### Supplied material:
>> start
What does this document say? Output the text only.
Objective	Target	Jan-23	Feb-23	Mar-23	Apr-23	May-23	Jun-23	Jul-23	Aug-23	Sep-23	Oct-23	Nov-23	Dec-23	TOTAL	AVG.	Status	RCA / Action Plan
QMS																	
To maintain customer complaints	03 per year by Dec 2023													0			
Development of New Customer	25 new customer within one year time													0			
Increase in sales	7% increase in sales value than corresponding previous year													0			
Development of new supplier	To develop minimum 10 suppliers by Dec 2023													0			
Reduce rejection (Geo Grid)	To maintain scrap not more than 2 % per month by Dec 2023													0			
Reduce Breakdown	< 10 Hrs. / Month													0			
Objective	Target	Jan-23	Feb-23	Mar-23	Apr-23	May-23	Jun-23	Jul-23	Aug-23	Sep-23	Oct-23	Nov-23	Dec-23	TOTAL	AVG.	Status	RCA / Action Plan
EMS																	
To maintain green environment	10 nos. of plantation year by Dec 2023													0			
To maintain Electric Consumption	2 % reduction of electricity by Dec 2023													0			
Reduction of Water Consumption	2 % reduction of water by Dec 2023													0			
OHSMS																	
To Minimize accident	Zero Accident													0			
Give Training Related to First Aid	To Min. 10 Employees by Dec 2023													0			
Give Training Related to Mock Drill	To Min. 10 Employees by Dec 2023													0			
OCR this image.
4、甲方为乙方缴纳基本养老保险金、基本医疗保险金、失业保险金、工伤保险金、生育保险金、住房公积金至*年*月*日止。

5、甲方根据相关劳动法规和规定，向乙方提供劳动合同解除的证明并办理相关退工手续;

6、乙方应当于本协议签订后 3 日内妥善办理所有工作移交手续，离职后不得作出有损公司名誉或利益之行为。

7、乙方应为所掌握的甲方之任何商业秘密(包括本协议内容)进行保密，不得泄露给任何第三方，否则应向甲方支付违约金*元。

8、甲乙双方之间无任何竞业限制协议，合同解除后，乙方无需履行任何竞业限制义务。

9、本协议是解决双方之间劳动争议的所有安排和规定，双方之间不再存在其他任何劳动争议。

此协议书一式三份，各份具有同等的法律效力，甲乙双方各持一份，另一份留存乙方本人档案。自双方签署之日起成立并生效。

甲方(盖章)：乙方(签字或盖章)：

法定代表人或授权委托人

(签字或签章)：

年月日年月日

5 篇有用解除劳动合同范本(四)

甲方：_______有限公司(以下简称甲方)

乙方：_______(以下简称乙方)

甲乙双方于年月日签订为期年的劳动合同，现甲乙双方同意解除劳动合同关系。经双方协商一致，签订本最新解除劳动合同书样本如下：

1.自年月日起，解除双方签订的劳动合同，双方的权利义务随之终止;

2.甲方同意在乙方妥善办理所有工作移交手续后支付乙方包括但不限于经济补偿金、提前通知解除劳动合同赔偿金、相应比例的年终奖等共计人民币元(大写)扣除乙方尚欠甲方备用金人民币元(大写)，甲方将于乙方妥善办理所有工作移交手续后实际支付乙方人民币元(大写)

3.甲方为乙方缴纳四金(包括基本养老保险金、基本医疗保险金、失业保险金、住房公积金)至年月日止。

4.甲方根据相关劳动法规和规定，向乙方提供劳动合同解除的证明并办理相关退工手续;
>> end
Your task is to print all of the records exactly.

### Complete answer:
What does this document say? Output the text only.
Objective	Target	Jan-23	Feb-23	Mar-23	Apr-23	May-23	Jun-23	Jul-23	Aug-23	Sep-23	Oct-23	Nov-23	Dec-23	TOTAL	AVG.	Status	RCA / Action Plan
QMS																	
To maintain customer complaints	03 per year by Dec 2023													0			
Development of New Customer	25 new customer within one year time													0			
Increase in sales	7% increase in sales value than corresponding previous year													0			
Development of new supplier	To develop minimum 10 suppliers by Dec 2023													0			
Reduce rejection (Geo Grid)	To maintain scrap not more than 2 % per month by Dec 2023													0			
Reduce Breakdown	< 10 Hrs. / Month													0			
Objective	Target	Jan-23	Feb-23	Mar-23	Apr-23	May-23	Jun-23	Jul-23	Aug-23	Sep-23	Oct-23	Nov-23	Dec-23	TOTAL	AVG.	Status	RCA / Action Plan
EMS																	
To maintain green environment	10 nos. of plantation year by Dec 2023													0			
To maintain Electric Consumption	2 % reduction of electricity by Dec 2023													0			
Reduction of Water Consumption	2 % reduction of water by Dec 2023													0			
OHSMS																	
To Minimize accident	Zero Accident													0			
Give Training Related to First Aid	To Min. 10 Employees by Dec 2023													0			
Give Training Related to Mock Drill	To Min. 10 Employees by Dec 2023													0			
OCR this image.
4、甲方为乙方缴纳基本养老保险金、基本医疗保险金、失业保险金、工伤保险金、生育保险金、住房公积金至*年*月*日止。

5、甲方根据相关劳动法规和规定，向乙方提供劳动合同解除的证明并办理相关退工手续;

6、乙方应当于本协议签订后 3 日内妥善办理所有工作移交手续，离职后不得作出有损公司名誉或利益之行为。

7、乙方应为所掌握的甲方之任何商业秘密(包括本协议内容)进行保密，不得泄露给任何第三方，否则应向甲方支付违约金*元。

8、甲乙双方之间无任何竞业限制协议，合同解除后，乙方无需履行任何竞业限制义务。

9、本协议是解决双方之间劳动争议的所有安排和规定，双方之间不再存在其他任何劳动争议。

此协议书一式三份，各份具有同等的法律效力，甲乙双方各持一份，另一份留存乙方本人档案。自双方签署之日起成立并生效。

甲方(盖章)：乙方(签字或盖章)：

法定代表人或授权委托人

(签字或签章)：

年月日年月日

5 篇有用解除劳动合同范本(四)

甲方：_______有限公司(以下简称甲方)

乙方：_______(以下简称乙方)

甲乙双方于年月日签订为期年的劳动合同，现甲乙双方同意解除劳动合同关系。经双方协商一致，签订本最新解除劳动合同书样本如下：

1.自年月日起，解除双方签订的劳动合同，双方的权利义务随之终止;

2.甲方同意在乙方妥善办理所有工作移交手续后支付乙方包括但不限于经济补偿金、提前通知解除劳动合同赔偿金、相应比例的年终奖等共计人民币元(大写)扣除乙方尚欠甲方备用金人民币元(大写)，甲方将于乙方妥善办理所有工作移交手续后实际支付乙方人民币元(大写)

3.甲方为乙方缴纳四金(包括基本养老保险金、基本医疗保险金、失业保险金、住房公积金)至年月日止。

4.甲方根据相关劳动法规和规定，向乙方提供劳动合同解除的证明并办理相关退工手续;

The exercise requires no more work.